Challenge> Give all of the lines again exactly as they read.

Records shown>

____________________

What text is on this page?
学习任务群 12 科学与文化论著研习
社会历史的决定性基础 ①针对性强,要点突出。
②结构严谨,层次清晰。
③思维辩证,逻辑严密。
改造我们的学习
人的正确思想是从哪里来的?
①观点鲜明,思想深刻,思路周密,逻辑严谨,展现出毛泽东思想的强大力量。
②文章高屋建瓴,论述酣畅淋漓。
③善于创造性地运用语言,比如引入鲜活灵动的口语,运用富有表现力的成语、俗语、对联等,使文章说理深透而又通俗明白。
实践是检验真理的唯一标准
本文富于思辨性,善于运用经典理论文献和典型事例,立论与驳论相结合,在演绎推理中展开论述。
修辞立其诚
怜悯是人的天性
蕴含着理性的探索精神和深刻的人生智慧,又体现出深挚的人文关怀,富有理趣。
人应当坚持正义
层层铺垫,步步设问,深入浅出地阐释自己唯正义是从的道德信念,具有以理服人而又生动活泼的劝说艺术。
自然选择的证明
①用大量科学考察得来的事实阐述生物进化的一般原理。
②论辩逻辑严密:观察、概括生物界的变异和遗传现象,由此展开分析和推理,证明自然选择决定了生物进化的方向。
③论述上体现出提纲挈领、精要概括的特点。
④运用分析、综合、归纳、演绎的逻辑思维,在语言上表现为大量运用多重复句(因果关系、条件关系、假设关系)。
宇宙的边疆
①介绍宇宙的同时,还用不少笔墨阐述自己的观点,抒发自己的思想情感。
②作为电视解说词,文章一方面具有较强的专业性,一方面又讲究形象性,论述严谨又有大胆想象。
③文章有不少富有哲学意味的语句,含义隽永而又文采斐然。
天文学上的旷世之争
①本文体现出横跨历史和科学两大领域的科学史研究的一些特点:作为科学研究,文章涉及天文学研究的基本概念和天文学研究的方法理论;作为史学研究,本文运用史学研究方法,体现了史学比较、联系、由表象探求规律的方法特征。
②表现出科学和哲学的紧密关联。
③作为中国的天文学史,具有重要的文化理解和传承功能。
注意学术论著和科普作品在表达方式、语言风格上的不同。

____________________

Exercise response>
What text is on this page?
学习任务群 12 科学与文化论著研习
社会历史的决定性基础 ①针对性强,要点突出。
②结构严谨,层次清晰。
③思维辩证,逻辑严密。
改造我们的学习
人的正确思想是从哪里来的?
①观点鲜明,思想深刻,思路周密,逻辑严谨,展现出毛泽东思想的强大力量。
②文章高屋建瓴,论述酣畅淋漓。
③善于创造性地运用语言,比如引入鲜活灵动的口语,运用富有表现力的成语、俗语、对联等,使文章说理深透而又通俗明白。
实践是检验真理的唯一标准
本文富于思辨性,善于运用经典理论文献和典型事例,立论与驳论相结合,在演绎推理中展开论述。
修辞立其诚
怜悯是人的天性
蕴含着理性的探索精神和深刻的人生智慧,又体现出深挚的人文关怀,富有理趣。
人应当坚持正义
层层铺垫,步步设问,深入浅出地阐释自己唯正义是从的道德信念,具有以理服人而又生动活泼的劝说艺术。
自然选择的证明
①用大量科学考察得来的事实阐述生物进化的一般原理。
②论辩逻辑严密:观察、概括生物界的变异和遗传现象,由此展开分析和推理,证明自然选择决定了生物进化的方向。
③论述上体现出提纲挈领、精要概括的特点。
④运用分析、综合、归纳、演绎的逻辑思维,在语言上表现为大量运用多重复句(因果关系、条件关系、假设关系)。
宇宙的边疆
①介绍宇宙的同时,还用不少笔墨阐述自己的观点,抒发自己的思想情感。
②作为电视解说词,文章一方面具有较强的专业性,一方面又讲究形象性,论述严谨又有大胆想象。
③文章有不少富有哲学意味的语句,含义隽永而又文采斐然。
天文学上的旷世之争
①本文体现出横跨历史和科学两大领域的科学史研究的一些特点:作为科学研究,文章涉及天文学研究的基本概念和天文学研究的方法理论;作为史学研究,本文运用史学研究方法,体现了史学比较、联系、由表象探求规律的方法特征。
②表现出科学和哲学的紧密关联。
③作为中国的天文学史,具有重要的文化理解和传承功能。
注意学术论著和科普作品在表达方式、语言风格上的不同。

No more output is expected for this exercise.